◆ WORK INSTRUCTIONS
Report, word for word, every line of the material that contains "الأدب".

◆ EXTRACTED ENTRIES
-- START --

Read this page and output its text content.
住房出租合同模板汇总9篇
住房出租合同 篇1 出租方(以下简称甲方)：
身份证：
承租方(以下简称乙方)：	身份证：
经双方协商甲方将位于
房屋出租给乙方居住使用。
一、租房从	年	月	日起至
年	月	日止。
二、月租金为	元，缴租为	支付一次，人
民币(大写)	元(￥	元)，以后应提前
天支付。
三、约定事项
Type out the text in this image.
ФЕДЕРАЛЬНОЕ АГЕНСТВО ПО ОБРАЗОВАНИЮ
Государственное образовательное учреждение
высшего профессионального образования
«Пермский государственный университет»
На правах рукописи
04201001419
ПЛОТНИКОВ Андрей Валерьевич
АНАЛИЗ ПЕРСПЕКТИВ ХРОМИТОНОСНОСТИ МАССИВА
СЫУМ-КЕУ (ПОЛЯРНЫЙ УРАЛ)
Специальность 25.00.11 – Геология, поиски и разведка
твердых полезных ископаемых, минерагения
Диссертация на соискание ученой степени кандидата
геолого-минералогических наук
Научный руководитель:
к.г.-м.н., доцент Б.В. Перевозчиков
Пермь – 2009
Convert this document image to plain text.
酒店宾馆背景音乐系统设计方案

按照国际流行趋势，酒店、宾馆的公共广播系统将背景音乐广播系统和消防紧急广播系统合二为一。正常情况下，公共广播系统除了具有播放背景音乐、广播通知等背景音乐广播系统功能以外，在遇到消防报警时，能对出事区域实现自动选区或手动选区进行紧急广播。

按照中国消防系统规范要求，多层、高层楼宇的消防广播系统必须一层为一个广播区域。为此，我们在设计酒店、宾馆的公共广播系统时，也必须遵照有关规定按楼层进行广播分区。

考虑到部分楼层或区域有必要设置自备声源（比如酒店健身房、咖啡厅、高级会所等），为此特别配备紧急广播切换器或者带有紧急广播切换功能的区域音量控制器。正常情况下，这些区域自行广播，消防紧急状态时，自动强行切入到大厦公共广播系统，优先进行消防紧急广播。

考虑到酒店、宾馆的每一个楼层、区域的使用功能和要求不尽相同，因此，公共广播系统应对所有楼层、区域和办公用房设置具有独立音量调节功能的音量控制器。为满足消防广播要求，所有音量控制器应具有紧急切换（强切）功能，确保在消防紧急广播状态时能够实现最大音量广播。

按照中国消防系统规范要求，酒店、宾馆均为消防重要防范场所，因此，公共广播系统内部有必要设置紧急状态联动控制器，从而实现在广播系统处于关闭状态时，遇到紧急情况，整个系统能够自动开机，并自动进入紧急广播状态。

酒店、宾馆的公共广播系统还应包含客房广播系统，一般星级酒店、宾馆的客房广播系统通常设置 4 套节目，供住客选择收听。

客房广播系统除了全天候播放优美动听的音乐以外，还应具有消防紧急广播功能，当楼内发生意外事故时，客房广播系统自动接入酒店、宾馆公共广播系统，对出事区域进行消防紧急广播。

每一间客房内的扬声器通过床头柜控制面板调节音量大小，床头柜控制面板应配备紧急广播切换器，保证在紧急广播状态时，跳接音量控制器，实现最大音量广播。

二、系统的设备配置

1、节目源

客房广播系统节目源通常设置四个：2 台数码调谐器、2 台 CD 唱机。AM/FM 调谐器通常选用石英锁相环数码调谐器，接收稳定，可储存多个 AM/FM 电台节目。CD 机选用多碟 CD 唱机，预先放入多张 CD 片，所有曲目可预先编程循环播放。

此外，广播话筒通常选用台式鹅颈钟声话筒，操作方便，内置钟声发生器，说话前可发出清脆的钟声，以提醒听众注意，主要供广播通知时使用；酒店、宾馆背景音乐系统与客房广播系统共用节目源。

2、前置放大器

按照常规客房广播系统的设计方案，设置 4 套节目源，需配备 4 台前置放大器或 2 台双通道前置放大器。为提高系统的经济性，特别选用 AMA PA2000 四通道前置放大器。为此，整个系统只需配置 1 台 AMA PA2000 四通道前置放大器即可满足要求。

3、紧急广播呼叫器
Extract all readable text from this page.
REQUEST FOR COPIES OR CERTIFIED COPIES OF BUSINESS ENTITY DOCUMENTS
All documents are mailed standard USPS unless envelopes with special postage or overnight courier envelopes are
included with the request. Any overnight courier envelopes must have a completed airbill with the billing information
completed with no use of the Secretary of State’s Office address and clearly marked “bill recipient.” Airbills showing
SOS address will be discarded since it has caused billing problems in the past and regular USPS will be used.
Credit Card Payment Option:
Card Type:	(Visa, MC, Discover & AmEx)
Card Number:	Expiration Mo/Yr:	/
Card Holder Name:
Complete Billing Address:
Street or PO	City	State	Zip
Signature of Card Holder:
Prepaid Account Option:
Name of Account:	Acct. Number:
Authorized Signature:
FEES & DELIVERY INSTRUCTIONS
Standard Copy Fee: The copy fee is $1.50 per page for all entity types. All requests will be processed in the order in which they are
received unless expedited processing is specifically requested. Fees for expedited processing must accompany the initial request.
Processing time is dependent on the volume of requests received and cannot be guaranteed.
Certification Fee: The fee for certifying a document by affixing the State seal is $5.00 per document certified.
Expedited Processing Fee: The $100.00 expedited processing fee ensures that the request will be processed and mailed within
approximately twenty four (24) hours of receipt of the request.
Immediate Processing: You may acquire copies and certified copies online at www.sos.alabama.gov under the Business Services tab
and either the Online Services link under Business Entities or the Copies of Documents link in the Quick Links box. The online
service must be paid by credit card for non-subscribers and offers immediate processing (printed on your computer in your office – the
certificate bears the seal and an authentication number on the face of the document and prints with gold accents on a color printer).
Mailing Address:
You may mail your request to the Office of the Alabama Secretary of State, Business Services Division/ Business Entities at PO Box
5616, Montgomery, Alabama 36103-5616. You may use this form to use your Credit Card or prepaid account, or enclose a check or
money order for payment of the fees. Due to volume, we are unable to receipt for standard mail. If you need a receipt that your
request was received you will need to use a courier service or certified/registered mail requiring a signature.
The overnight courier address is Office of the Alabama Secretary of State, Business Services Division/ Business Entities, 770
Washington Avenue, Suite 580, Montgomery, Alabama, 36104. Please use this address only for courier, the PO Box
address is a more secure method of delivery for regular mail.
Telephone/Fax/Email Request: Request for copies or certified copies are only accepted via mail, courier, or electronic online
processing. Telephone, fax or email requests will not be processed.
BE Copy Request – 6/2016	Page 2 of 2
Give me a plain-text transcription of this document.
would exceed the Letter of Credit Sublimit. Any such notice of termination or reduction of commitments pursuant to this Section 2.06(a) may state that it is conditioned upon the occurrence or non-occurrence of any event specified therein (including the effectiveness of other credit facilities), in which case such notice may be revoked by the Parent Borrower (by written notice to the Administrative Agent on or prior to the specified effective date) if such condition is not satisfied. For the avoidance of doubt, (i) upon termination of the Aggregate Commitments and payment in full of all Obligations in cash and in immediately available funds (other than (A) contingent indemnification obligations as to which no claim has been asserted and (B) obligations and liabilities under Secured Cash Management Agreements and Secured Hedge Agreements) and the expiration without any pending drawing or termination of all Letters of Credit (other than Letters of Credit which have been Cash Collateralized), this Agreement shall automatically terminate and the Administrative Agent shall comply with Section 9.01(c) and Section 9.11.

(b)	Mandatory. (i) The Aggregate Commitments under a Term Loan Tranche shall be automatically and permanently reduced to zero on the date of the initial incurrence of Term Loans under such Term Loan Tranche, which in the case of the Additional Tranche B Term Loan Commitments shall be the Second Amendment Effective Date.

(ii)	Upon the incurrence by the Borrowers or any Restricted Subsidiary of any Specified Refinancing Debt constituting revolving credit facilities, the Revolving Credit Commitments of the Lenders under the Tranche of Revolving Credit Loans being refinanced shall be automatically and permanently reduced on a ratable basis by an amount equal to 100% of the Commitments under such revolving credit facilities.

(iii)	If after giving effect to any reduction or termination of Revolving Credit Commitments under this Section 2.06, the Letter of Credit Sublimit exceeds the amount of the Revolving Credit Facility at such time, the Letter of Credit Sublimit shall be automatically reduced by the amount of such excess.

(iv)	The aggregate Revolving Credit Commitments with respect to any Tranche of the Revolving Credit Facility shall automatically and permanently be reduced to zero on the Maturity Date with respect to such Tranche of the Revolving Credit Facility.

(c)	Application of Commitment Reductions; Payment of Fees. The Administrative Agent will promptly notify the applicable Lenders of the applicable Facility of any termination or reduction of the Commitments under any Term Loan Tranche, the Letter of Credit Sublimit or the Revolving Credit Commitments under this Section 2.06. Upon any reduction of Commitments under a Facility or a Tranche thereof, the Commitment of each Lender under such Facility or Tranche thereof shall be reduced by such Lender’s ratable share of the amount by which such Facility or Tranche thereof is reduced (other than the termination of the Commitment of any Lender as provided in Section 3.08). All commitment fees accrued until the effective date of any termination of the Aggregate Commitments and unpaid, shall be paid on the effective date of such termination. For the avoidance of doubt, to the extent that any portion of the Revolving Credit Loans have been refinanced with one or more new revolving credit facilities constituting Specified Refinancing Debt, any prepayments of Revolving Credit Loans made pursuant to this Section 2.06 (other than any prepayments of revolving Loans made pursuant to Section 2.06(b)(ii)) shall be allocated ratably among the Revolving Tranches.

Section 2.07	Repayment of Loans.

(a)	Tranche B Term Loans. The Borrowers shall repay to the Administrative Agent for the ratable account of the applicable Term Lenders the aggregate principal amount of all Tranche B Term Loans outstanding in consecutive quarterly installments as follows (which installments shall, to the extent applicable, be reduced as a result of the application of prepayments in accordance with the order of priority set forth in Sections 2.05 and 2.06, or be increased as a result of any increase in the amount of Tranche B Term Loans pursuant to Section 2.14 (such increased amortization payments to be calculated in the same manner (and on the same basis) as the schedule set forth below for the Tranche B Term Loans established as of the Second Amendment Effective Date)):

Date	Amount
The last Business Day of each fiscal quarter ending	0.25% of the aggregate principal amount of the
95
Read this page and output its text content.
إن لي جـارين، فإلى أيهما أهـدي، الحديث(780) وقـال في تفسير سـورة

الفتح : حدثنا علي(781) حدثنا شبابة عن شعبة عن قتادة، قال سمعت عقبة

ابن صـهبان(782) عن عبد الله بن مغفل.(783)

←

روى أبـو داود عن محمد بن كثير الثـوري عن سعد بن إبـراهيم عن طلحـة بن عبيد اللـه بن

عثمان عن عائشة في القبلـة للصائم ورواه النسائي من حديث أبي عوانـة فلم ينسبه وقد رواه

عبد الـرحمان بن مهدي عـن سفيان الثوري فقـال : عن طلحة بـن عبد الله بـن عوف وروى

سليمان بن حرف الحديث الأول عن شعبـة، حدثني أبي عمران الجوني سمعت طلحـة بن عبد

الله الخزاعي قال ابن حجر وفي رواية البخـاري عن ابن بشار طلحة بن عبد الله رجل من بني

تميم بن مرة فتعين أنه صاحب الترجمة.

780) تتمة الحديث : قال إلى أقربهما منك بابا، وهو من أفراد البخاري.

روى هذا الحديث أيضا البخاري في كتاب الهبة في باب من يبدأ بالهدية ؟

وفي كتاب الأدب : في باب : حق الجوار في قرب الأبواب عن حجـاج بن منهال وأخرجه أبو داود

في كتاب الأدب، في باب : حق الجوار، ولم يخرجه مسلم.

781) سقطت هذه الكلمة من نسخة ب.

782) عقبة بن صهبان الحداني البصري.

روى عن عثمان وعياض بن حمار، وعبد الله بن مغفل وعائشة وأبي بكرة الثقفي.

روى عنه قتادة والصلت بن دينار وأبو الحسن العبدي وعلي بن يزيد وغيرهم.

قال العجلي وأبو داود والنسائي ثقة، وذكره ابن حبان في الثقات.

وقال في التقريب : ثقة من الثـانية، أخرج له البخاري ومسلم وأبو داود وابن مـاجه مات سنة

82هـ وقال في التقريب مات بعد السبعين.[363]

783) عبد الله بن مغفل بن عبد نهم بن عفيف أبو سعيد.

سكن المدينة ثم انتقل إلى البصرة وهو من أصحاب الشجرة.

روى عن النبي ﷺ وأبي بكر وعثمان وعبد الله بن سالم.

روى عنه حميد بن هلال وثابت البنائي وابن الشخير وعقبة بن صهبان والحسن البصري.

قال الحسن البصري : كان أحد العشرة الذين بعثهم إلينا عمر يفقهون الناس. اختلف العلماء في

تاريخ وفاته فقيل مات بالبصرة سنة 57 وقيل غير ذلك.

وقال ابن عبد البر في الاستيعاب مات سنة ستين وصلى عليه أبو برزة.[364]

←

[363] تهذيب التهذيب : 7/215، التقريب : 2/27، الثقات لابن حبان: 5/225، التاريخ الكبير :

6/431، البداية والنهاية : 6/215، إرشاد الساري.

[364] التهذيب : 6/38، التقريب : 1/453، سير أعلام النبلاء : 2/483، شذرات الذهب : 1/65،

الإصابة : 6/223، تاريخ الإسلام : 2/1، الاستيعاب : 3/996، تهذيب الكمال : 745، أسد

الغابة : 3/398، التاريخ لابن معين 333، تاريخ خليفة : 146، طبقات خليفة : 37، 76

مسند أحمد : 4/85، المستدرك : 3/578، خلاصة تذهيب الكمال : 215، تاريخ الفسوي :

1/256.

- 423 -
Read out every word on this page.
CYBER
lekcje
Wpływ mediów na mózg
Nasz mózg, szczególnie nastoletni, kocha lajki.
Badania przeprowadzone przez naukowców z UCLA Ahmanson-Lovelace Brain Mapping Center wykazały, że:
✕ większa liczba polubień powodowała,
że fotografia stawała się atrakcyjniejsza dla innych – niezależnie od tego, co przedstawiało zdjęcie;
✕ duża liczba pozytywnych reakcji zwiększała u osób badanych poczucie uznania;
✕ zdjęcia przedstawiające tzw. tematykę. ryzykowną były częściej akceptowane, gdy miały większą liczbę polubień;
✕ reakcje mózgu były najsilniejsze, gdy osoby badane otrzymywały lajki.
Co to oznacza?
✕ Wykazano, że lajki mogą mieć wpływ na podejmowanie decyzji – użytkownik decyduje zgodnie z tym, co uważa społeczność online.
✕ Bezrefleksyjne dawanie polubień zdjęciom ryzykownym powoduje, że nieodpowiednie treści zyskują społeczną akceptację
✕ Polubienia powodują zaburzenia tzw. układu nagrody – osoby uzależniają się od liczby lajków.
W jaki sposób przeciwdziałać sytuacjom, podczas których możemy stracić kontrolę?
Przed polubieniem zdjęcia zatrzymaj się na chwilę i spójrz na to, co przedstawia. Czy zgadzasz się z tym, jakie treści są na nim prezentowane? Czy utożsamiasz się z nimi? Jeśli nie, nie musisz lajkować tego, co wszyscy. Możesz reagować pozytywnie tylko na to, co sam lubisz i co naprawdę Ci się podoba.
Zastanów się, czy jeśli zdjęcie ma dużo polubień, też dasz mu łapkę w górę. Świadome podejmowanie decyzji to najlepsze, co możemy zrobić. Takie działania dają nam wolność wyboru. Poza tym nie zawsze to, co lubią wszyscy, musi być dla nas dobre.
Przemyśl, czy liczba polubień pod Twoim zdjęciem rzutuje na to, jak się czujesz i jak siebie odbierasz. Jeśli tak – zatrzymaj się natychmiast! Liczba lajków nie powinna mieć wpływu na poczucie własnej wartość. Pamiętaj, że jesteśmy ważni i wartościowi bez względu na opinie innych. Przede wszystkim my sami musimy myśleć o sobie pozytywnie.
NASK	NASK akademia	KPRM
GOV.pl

-- END --

◆ EXERCISE OUTPUT
وفي كتاب الأدب : في باب : حق الجوار في قرب الأبواب عن حجـاج بن منهال وأخرجه أبو داود
في كتاب الأدب، في باب : حق الجوار، ولم يخرجه مسلم.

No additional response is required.